▸ AIM OF THE TASK
Read the lines that follow and pick out every one containing the word "this".

▸ DATA FOR THE TASK
==*==
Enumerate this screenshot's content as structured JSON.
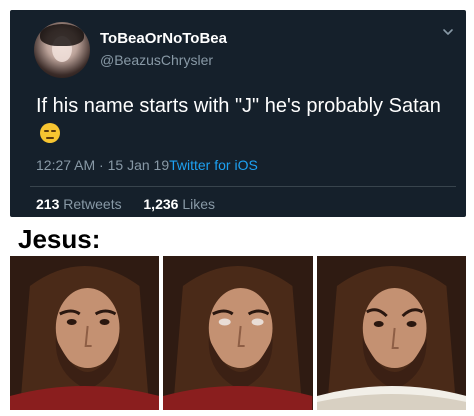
{
  "tweet": {
    "display_name": "ToBeaOrNoToBea",
    "handle": "@BeazusChrysler",
    "text": "If his name starts with \"J\" he's probably Satan",
    "emoji_icon": "unamused-face-icon",
    "time": "12:27 AM",
    "separator": "·",
    "date": "15 Jan 19",
    "client": "Twitter for iOS",
    "retweets_count": "213",
    "retweets_label": "Retweets",
    "likes_count": "1,236",
    "likes_label": "Likes"
  },
  "meme": {
    "caption": "Jesus:",
    "panels": [
      {
        "expression": "neutral"
      },
      {
        "expression": "eyes-rolled-back"
      },
      {
        "expression": "sad"
      }
    ]
  },
  "colors": {
    "tweet_bg": "#15202b",
    "secondary_text": "#8899a6",
    "link": "#1da1f2",
    "divider": "#38444d"
  }
}
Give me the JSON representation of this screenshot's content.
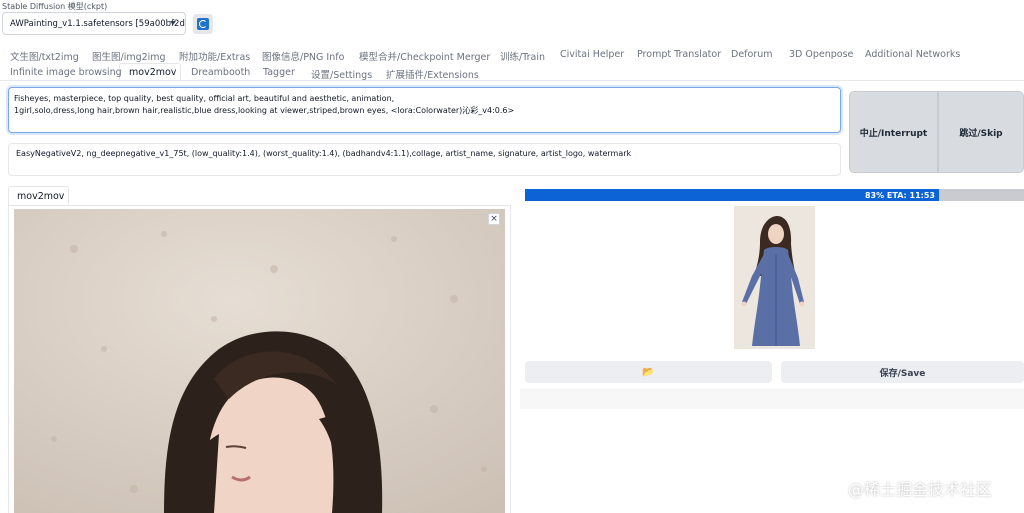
{
  "model": {
    "label": "Stable Diffusion 模型(ckpt)",
    "selected": "AWPainting_v1.1.safetensors [59a00bf2d("
  },
  "tabs_row1": [
    "文生图/txt2img",
    "图生图/img2img",
    "附加功能/Extras",
    "图像信息/PNG Info",
    "模型合并/Checkpoint Merger",
    "训练/Train",
    "Civitai Helper",
    "Prompt Translator",
    "Deforum",
    "3D Openpose",
    "Additional Networks"
  ],
  "tabs_row2": [
    "Infinite image browsing",
    "mov2mov",
    "Dreambooth",
    "Tagger",
    "设置/Settings",
    "扩展插件/Extensions"
  ],
  "active_tab": "mov2mov",
  "prompt": {
    "line1": "Fisheyes, masterpiece, top quality, best quality, official art, beautiful and aesthetic, animation,",
    "line2": "1girl,solo,dress,long hair,brown hair,realistic,blue dress,looking at viewer,striped,brown eyes, <lora:Colorwater)沁彩_v4:0.6>"
  },
  "negative_prompt": "EasyNegativeV2, ng_deepnegative_v1_75t, (low_quality:1.4), (worst_quality:1.4), (badhandv4:1.1),collage, artist_name, signature, artist_logo, watermark",
  "buttons": {
    "interrupt": "中止/Interrupt",
    "skip": "跳过/Skip",
    "save": "保存/Save",
    "folder_icon": "📂"
  },
  "left_panel": {
    "tab_label": "mov2mov",
    "close_symbol": "×"
  },
  "progress": {
    "percent": 83,
    "text": "83% ETA: 11:53"
  },
  "watermark": "@稀土掘金技术社区",
  "colors": {
    "accent": "#0b63d6",
    "focus_border": "#7aa7e8"
  }
}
==*==
▸ COMPLETE OUTPUT
Enumerate this screenshot's content as structured JSON.
Give me the JSON representation of this screenshot's content.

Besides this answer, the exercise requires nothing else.